* _TASK GOAL_
Below is the data. Give it again, complete and exact.

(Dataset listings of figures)
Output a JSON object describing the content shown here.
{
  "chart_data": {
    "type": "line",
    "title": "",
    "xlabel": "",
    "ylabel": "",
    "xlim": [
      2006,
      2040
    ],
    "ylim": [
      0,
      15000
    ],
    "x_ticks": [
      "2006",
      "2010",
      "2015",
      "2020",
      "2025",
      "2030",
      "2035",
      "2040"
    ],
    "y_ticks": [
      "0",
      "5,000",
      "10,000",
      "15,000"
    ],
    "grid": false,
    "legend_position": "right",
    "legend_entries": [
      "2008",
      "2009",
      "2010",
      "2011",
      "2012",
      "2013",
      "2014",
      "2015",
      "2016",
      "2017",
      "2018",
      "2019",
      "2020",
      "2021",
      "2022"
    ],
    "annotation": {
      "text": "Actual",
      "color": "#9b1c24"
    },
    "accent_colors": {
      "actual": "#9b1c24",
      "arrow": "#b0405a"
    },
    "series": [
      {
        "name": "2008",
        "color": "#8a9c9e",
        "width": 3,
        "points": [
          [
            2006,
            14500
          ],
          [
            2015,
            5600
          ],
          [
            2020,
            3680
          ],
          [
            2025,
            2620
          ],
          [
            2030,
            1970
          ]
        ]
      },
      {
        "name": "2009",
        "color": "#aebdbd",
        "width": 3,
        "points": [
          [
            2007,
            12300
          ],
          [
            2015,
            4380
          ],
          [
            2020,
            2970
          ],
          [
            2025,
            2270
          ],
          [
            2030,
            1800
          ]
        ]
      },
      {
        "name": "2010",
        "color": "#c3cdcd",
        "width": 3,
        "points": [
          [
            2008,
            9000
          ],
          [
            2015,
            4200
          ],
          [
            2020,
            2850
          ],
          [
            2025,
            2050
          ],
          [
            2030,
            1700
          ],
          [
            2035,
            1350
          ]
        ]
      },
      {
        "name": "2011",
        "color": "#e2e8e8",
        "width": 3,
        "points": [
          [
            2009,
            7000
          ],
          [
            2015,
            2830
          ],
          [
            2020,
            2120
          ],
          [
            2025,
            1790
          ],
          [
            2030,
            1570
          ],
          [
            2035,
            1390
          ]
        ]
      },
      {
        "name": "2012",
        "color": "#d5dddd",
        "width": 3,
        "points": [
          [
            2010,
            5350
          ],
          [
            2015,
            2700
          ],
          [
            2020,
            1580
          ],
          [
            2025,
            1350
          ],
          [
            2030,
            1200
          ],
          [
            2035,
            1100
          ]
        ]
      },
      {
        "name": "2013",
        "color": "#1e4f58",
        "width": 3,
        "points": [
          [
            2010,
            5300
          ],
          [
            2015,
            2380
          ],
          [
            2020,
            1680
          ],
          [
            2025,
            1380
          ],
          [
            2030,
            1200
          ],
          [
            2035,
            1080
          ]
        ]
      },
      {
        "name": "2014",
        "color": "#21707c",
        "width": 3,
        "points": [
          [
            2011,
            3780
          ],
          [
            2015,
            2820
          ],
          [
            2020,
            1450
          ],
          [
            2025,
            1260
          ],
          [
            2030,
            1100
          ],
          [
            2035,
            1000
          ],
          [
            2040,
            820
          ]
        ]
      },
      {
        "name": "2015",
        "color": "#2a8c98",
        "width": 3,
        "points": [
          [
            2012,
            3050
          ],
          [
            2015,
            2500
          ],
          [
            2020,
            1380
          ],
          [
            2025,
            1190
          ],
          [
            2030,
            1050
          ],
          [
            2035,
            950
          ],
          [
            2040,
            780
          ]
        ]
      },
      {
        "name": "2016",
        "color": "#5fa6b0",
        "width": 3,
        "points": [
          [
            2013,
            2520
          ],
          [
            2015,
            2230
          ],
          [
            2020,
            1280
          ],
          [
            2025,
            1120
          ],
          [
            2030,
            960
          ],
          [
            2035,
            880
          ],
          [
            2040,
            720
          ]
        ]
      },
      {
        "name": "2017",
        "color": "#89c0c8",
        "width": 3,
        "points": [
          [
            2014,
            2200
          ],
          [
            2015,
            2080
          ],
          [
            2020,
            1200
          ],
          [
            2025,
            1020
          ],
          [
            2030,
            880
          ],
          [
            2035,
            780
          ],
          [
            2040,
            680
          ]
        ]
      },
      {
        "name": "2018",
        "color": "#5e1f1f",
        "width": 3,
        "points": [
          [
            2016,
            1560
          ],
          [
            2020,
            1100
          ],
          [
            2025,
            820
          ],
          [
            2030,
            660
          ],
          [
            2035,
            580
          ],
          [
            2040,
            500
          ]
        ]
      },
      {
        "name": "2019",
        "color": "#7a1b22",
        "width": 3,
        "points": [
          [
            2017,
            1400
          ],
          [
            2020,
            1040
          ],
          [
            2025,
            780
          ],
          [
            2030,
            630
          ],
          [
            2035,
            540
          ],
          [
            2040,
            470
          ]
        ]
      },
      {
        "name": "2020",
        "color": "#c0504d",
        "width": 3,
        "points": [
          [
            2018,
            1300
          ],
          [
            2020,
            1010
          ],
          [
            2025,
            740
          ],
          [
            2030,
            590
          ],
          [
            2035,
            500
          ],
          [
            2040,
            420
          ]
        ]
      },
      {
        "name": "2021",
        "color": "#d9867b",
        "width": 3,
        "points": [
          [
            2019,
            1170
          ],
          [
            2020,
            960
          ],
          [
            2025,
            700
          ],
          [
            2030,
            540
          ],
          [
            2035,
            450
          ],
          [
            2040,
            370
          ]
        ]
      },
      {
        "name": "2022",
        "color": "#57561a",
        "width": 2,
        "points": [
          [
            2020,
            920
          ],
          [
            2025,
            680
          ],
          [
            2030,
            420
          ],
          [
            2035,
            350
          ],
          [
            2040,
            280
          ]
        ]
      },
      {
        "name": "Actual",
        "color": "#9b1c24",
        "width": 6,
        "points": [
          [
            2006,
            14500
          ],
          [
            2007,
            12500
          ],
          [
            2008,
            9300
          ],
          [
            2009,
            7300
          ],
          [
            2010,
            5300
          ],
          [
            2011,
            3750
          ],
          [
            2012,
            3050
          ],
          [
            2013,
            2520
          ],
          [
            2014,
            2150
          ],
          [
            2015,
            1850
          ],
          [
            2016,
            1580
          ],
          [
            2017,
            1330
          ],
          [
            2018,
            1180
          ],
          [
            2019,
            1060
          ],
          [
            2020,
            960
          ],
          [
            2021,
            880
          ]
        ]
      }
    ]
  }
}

* _EXPECTED ANSWER_
Output a JSON object describing the content shown here.
{
  "chart_data": {
    "type": "line",
    "title": "",
    "xlabel": "",
    "ylabel": "",
    "xlim": [
      2006,
      2040
    ],
    "ylim": [
      0,
      15000
    ],
    "x_ticks": [
      "2006",
      "2010",
      "2015",
      "2020",
      "2025",
      "2030",
      "2035",
      "2040"
    ],
    "y_ticks": [
      "0",
      "5,000",
      "10,000",
      "15,000"
    ],
    "grid": false,
    "legend_position": "right",
    "legend_entries": [
      "2008",
      "2009",
      "2010",
      "2011",
      "2012",
      "2013",
      "2014",
      "2015",
      "2016",
      "2017",
      "2018",
      "2019",
      "2020",
      "2021",
      "2022"
    ],
    "annotation": {
      "text": "Actual",
      "color": "#9b1c24"
    },
    "accent_colors": {
      "actual": "#9b1c24",
      "arrow": "#b0405a"
    },
    "series": [
      {
        "name": "2008",
        "color": "#8a9c9e",
        "width": 3,
        "points": [
          [
            2006,
            14500
          ],
          [
            2015,
            5600
          ],
          [
            2020,
            3680
          ],
          [
            2025,
            2620
          ],
          [
            2030,
            1970
          ]
        ]
      },
      {
        "name": "2009",
        "color": "#aebdbd",
        "width": 3,
        "points": [
          [
            2007,
            12300
          ],
          [
            2015,
            4380
          ],
          [
            2020,
            2970
          ],
          [
            2025,
            2270
          ],
          [
            2030,
            1800
          ]
        ]
      },
      {
        "name": "2010",
        "color": "#c3cdcd",
        "width": 3,
        "points": [
          [
            2008,
            9000
          ],
          [
            2015,
            4200
          ],
          [
            2020,
            2850
          ],
          [
            2025,
            2050
          ],
          [
            2030,
            1700
          ],
          [
            2035,
            1350
          ]
        ]
      },
      {
        "name": "2011",
        "color": "#e2e8e8",
        "width": 3,
        "points": [
          [
            2009,
            7000
          ],
          [
            2015,
            2830
          ],
          [
            2020,
            2120
          ],
          [
            2025,
            1790
          ],
          [
            2030,
            1570
          ],
          [
            2035,
            1390
          ]
        ]
      },
      {
        "name": "2012",
        "color": "#d5dddd",
        "width": 3,
        "points": [
          [
            2010,
            5350
          ],
          [
            2015,
            2700
          ],
          [
            2020,
            1580
          ],
          [
            2025,
            1350
          ],
          [
            2030,
            1200
          ],
          [
            2035,
            1100
          ]
        ]
      },
      {
        "name": "2013",
        "color": "#1e4f58",
        "width": 3,
        "points": [
          [
            2010,
            5300
          ],
          [
            2015,
            2380
          ],
          [
            2020,
            1680
          ],
          [
            2025,
            1380
          ],
          [
            2030,
            1200
          ],
          [
            2035,
            1080
          ]
        ]
      },
      {
        "name": "2014",
        "color": "#21707c",
        "width": 3,
        "points": [
          [
            2011,
            3780
          ],
          [
            2015,
            2820
          ],
          [
            2020,
            1450
          ],
          [
            2025,
            1260
          ],
          [
            2030,
            1100
          ],
          [
            2035,
            1000
          ],
          [
            2040,
            820
          ]
        ]
      },
      {
        "name": "2015",
        "color": "#2a8c98",
        "width": 3,
        "points": [
          [
            2012,
            3050
          ],
          [
            2015,
            2500
          ],
          [
            2020,
            1380
          ],
          [
            2025,
            1190
          ],
          [
            2030,
            1050
          ],
          [
            2035,
            950
          ],
          [
            2040,
            780
          ]
        ]
      },
      {
        "name": "2016",
        "color": "#5fa6b0",
        "width": 3,
        "points": [
          [
            2013,
            2520
          ],
          [
            2015,
            2230
          ],
          [
            2020,
            1280
          ],
          [
            2025,
            1120
          ],
          [
            2030,
            960
          ],
          [
            2035,
            880
          ],
          [
            2040,
            720
          ]
        ]
      },
      {
        "name": "2017",
        "color": "#89c0c8",
        "width": 3,
        "points": [
          [
            2014,
            2200
          ],
          [
            2015,
            2080
          ],
          [
            2020,
            1200
          ],
          [
            2025,
            1020
          ],
          [
            2030,
            880
          ],
          [
            2035,
            780
          ],
          [
            2040,
            680
          ]
        ]
      },
      {
        "name": "2018",
        "color": "#5e1f1f",
        "width": 3,
        "points": [
          [
            2016,
            1560
          ],
          [
            2020,
            1100
          ],
          [
            2025,
            820
          ],
          [
            2030,
            660
          ],
          [
            2035,
            580
          ],
          [
            2040,
            500
          ]
        ]
      },
      {
        "name": "2019",
        "color": "#7a1b22",
        "width": 3,
        "points": [
          [
            2017,
            1400
          ],
          [
            2020,
            1040
          ],
          [
            2025,
            780
          ],
          [
            2030,
            630
          ],
          [
            2035,
            540
          ],
          [
            2040,
            470
          ]
        ]
      },
      {
        "name": "2020",
        "color": "#c0504d",
        "width": 3,
        "points": [
          [
            2018,
            1300
          ],
          [
            2020,
            1010
          ],
          [
            2025,
            740
          ],
          [
            2030,
            590
          ],
          [
            2035,
            500
          ],
          [
            2040,
            420
          ]
        ]
      },
      {
        "name": "2021",
        "color": "#d9867b",
        "width": 3,
        "points": [
          [
            2019,
            1170
          ],
          [
            2020,
            960
          ],
          [
            2025,
            700
          ],
          [
            2030,
            540
          ],
          [
            2035,
            450
          ],
          [
            2040,
            370
          ]
        ]
      },
      {
        "name": "2022",
        "color": "#57561a",
        "width": 2,
        "points": [
          [
            2020,
            920
          ],
          [
            2025,
            680
          ],
          [
            2030,
            420
          ],
          [
            2035,
            350
          ],
          [
            2040,
            280
          ]
        ]
      },
      {
        "name": "Actual",
        "color": "#9b1c24",
        "width": 6,
        "points": [
          [
            2006,
            14500
          ],
          [
            2007,
            12500
          ],
          [
            2008,
            9300
          ],
          [
            2009,
            7300
          ],
          [
            2010,
            5300
          ],
          [
            2011,
            3750
          ],
          [
            2012,
            3050
          ],
          [
            2013,
            2520
          ],
          [
            2014,
            2150
          ],
          [
            2015,
            1850
          ],
          [
            2016,
            1580
          ],
          [
            2017,
            1330
          ],
          [
            2018,
            1180
          ],
          [
            2019,
            1060
          ],
          [
            2020,
            960
          ],
          [
            2021,
            880
          ]
        ]
      }
    ]
  }
}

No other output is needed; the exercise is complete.